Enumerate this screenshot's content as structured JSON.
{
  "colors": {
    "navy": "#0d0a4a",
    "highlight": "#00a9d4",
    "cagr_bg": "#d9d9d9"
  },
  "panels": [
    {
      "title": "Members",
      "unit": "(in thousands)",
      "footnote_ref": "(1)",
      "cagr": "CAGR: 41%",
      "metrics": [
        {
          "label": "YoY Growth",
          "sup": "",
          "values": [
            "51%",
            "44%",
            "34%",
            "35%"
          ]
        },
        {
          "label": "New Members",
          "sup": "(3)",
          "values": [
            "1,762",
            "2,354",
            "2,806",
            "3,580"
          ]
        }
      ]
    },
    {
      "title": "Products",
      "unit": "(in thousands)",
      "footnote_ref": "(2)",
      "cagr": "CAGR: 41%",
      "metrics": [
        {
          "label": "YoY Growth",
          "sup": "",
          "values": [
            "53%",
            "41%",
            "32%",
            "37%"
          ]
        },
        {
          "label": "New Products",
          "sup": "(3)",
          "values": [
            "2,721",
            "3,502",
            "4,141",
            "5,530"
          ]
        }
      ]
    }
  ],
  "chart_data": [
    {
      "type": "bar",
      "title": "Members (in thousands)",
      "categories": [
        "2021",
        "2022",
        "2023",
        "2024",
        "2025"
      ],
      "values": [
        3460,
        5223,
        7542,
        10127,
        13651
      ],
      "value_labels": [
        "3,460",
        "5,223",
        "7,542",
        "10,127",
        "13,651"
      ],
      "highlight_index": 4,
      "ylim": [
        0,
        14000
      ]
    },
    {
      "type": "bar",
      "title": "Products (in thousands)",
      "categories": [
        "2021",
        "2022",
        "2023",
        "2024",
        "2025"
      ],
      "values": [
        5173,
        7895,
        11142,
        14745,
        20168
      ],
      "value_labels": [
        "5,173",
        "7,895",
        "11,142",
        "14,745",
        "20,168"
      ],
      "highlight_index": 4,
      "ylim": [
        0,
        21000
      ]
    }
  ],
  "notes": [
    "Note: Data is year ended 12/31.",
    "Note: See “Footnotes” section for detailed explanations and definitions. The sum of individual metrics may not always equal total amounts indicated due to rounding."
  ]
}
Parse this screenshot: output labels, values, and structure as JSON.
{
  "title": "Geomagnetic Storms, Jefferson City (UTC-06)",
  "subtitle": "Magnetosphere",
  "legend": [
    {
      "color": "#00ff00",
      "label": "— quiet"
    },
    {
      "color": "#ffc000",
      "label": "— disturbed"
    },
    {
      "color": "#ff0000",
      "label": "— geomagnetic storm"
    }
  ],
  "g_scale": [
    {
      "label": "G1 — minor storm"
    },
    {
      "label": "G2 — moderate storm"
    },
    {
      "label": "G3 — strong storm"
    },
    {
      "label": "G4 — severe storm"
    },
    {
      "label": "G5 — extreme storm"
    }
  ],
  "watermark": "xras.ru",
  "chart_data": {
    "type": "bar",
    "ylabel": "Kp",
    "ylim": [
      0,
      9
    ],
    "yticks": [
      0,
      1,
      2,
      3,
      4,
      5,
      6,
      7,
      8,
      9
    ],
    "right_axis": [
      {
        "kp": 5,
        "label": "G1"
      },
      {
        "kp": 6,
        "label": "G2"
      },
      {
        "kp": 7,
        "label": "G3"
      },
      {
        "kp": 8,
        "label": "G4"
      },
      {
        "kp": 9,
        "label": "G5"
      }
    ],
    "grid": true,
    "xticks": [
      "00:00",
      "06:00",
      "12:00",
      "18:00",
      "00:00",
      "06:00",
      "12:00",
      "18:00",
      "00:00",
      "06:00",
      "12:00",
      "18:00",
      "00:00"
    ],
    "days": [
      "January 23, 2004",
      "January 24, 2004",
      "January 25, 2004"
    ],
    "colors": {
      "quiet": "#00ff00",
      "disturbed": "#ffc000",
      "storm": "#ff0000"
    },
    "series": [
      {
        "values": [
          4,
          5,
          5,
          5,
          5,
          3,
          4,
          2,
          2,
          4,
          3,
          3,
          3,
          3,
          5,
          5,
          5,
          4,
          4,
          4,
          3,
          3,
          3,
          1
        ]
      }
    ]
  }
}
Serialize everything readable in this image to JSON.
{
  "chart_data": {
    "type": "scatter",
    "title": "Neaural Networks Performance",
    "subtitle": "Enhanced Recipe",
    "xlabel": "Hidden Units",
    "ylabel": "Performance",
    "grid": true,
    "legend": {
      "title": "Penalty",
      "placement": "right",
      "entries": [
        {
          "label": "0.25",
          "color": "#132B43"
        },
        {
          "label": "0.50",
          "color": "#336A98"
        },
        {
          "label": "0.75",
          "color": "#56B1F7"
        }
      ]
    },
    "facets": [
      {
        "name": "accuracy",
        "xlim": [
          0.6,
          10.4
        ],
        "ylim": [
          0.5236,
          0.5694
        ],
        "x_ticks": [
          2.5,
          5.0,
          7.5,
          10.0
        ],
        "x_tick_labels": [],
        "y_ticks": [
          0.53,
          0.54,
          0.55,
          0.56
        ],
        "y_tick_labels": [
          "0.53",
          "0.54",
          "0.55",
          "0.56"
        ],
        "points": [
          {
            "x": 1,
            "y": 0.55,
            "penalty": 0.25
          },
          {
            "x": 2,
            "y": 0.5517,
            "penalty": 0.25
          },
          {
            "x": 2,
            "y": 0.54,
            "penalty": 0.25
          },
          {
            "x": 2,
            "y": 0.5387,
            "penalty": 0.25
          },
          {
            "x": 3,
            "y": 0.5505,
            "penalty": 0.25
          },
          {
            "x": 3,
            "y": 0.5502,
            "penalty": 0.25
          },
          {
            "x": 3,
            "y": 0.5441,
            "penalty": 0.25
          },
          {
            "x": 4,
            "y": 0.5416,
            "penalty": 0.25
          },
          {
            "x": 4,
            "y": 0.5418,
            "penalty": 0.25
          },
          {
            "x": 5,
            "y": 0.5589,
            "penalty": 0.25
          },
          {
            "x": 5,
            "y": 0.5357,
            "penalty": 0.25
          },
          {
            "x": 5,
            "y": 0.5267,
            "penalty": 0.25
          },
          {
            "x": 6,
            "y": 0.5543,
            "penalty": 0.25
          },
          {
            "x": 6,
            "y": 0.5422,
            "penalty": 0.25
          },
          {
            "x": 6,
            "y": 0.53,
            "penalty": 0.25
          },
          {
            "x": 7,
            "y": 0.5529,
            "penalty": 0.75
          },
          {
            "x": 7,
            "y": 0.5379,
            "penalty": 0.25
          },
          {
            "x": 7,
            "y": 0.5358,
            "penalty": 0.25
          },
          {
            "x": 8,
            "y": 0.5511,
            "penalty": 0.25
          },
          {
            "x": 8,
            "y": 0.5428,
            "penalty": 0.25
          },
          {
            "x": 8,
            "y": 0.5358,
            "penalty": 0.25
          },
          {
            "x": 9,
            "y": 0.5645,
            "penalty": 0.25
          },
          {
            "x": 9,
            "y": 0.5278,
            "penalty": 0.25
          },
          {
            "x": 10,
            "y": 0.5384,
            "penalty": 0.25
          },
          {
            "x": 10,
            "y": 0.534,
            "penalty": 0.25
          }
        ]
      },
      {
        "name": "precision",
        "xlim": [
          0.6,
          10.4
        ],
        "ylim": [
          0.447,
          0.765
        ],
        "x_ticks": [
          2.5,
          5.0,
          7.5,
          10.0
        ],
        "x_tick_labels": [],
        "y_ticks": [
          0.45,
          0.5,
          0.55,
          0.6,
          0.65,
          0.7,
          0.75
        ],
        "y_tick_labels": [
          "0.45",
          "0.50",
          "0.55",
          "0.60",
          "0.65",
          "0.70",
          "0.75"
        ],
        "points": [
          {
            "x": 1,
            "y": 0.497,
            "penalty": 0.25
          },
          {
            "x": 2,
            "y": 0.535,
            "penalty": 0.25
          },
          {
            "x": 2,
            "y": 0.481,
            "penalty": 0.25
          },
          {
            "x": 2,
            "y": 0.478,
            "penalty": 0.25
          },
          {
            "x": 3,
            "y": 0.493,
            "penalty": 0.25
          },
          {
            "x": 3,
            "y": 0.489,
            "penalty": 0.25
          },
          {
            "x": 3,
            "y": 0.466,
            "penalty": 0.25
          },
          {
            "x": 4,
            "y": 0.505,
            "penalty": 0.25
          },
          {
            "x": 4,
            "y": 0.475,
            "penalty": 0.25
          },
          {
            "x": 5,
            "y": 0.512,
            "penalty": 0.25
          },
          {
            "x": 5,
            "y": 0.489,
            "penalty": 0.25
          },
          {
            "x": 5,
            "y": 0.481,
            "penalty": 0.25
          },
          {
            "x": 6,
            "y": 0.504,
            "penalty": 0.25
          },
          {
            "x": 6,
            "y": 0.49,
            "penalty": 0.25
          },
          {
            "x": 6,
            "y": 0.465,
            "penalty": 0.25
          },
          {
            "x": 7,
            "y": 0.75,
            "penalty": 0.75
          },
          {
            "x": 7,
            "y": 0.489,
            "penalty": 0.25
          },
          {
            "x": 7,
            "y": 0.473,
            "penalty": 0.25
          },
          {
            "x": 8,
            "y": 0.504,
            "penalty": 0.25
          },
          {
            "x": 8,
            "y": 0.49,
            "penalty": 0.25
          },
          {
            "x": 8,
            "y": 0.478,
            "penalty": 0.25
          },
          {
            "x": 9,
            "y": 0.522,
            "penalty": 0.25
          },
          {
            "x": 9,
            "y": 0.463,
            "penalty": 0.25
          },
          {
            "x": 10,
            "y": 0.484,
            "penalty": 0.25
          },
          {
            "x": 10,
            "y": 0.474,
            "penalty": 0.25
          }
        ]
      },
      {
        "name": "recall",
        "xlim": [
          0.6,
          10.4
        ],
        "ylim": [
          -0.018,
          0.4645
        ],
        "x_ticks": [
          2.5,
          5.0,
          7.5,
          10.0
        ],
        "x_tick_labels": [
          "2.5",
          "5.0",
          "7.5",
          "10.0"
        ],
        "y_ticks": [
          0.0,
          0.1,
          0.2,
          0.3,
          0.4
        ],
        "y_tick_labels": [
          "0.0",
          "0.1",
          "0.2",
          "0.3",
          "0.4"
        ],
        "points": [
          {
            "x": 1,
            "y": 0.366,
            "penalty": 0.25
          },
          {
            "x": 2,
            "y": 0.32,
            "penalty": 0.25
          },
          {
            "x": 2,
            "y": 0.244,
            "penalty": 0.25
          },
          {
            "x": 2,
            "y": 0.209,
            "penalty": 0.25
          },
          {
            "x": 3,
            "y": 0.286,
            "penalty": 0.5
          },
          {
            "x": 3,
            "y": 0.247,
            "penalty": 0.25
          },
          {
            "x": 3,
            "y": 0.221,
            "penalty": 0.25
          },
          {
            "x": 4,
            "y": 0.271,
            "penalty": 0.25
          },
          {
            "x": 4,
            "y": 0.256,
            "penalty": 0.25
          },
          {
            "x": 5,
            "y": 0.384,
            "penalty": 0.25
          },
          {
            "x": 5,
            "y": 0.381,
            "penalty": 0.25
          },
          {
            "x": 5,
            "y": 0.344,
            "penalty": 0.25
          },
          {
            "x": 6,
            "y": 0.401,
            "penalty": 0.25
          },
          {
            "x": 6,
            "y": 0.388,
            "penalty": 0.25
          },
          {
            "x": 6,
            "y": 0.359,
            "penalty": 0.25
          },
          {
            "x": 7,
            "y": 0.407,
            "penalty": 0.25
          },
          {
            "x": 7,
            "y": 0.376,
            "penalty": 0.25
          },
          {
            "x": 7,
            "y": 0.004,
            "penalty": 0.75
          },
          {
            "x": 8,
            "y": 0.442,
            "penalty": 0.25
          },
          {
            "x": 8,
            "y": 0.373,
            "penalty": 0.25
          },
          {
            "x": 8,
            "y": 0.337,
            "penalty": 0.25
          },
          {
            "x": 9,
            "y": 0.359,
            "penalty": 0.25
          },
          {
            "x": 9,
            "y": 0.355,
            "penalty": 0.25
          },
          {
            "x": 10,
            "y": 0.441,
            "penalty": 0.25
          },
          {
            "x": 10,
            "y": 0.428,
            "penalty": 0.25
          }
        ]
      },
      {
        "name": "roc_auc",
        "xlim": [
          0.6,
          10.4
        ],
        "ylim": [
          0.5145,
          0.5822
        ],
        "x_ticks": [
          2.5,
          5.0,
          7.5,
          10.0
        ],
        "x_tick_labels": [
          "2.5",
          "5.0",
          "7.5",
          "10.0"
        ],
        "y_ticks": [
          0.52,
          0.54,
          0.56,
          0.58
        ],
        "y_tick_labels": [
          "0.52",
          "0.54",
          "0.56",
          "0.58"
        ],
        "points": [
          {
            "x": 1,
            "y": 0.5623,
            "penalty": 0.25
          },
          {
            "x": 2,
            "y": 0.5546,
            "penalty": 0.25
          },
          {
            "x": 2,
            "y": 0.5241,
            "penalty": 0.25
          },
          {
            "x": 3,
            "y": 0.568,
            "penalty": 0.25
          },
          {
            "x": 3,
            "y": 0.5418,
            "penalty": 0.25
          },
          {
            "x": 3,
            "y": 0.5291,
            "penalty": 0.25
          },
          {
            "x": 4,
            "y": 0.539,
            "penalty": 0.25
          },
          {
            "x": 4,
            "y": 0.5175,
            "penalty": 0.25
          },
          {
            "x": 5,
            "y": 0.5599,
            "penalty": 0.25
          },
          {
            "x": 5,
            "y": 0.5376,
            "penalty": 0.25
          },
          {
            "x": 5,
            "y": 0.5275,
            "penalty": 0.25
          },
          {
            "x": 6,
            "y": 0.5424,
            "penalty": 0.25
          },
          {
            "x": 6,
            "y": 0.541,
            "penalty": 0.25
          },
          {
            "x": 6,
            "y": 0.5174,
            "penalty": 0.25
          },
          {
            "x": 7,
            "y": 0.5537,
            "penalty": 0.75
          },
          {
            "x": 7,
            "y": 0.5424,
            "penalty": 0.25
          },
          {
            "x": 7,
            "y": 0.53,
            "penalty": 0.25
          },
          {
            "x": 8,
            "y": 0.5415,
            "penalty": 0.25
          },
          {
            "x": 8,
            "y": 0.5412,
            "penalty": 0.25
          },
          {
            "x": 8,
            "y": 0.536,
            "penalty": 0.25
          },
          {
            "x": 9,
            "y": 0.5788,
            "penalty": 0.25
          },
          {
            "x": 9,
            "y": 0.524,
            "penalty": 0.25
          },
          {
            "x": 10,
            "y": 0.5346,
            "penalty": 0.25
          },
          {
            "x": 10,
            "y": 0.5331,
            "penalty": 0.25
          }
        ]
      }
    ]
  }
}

┄┄┄┄┄┄

What is being asked: Out of the records, collect only those lines that contain the string "thousands".

Solution to this problem:
      "unit": "(in thousands)",
      "unit": "(in thousands)",
      "title": "Members (in thousands)",
      "title": "Products (in thousands)",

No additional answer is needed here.